OBJECTIVE: Scan the records below for the word "xlabel" and give only the number of lines that hold it.

SUPPLIED RECORDS:
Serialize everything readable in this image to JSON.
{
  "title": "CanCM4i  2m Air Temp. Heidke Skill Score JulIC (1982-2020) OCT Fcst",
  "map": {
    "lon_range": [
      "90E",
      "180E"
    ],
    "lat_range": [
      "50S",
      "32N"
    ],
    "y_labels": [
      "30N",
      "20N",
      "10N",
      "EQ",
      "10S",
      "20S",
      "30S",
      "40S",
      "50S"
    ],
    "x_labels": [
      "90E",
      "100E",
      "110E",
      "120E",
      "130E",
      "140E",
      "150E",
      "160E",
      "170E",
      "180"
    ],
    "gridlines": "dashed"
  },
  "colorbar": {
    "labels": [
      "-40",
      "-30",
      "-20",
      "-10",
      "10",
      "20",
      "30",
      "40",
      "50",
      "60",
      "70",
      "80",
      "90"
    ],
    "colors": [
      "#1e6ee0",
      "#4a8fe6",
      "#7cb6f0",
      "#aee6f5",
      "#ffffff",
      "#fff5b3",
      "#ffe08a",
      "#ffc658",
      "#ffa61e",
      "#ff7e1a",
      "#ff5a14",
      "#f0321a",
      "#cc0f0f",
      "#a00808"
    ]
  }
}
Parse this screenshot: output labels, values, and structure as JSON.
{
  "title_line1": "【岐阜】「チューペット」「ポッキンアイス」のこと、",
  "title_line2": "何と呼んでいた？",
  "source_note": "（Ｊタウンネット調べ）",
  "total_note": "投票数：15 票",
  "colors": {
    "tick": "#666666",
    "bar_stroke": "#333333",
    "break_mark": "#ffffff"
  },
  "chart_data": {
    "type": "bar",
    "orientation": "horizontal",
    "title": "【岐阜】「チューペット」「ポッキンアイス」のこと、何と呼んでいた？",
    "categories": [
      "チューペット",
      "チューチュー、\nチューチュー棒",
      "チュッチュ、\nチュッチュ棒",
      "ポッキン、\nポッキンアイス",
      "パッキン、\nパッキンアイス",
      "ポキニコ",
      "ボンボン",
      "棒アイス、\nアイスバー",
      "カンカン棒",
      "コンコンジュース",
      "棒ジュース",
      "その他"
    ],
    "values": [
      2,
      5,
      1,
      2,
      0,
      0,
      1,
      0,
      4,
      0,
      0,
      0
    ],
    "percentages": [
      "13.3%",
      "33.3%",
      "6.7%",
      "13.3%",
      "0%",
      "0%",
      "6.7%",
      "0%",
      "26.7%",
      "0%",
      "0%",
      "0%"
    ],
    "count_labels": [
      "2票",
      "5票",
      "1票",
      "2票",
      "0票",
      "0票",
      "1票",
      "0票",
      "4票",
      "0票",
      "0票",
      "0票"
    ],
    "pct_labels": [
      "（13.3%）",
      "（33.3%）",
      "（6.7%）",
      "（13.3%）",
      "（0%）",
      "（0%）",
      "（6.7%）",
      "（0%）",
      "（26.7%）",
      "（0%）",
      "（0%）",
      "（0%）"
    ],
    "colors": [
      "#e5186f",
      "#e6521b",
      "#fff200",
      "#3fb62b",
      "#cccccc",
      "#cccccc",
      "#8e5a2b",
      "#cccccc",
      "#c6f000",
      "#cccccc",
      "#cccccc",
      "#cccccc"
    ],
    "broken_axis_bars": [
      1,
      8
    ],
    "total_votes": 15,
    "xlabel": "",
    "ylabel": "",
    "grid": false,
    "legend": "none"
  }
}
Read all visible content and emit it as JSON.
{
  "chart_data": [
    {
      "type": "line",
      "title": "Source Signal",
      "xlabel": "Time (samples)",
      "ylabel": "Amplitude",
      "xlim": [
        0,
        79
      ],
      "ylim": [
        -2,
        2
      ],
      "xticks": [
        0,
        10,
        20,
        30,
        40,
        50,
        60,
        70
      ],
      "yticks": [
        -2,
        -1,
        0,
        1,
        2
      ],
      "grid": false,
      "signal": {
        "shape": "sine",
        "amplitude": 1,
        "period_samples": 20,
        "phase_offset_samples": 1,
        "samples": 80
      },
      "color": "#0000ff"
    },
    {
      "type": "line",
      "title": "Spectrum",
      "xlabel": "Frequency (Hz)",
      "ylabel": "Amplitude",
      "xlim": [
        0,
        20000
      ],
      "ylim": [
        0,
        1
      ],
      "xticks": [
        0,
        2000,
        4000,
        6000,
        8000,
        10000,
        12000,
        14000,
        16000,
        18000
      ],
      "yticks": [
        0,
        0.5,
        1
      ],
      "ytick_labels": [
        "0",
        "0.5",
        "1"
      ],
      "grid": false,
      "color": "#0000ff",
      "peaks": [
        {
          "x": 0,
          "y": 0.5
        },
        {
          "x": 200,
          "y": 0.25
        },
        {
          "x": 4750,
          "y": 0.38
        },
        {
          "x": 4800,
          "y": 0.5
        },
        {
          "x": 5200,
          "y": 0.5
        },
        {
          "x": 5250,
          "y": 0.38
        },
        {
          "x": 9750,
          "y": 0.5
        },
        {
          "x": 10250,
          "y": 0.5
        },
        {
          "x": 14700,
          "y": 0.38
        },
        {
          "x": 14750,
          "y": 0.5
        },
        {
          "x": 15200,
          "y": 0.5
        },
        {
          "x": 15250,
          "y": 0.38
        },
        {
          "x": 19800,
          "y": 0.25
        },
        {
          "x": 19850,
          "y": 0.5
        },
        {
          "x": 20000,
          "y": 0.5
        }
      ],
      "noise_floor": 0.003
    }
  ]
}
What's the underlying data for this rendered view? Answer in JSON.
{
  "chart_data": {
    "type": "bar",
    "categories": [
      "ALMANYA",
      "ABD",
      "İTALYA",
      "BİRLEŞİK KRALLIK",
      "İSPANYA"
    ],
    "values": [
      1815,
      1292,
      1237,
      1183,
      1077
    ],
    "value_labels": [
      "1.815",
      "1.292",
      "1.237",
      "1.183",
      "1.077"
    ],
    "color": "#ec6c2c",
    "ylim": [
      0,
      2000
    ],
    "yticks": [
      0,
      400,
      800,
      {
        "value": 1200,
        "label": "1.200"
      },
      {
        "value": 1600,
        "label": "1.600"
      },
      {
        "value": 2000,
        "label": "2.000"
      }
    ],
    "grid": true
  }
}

COMPLETE ANSWER: 3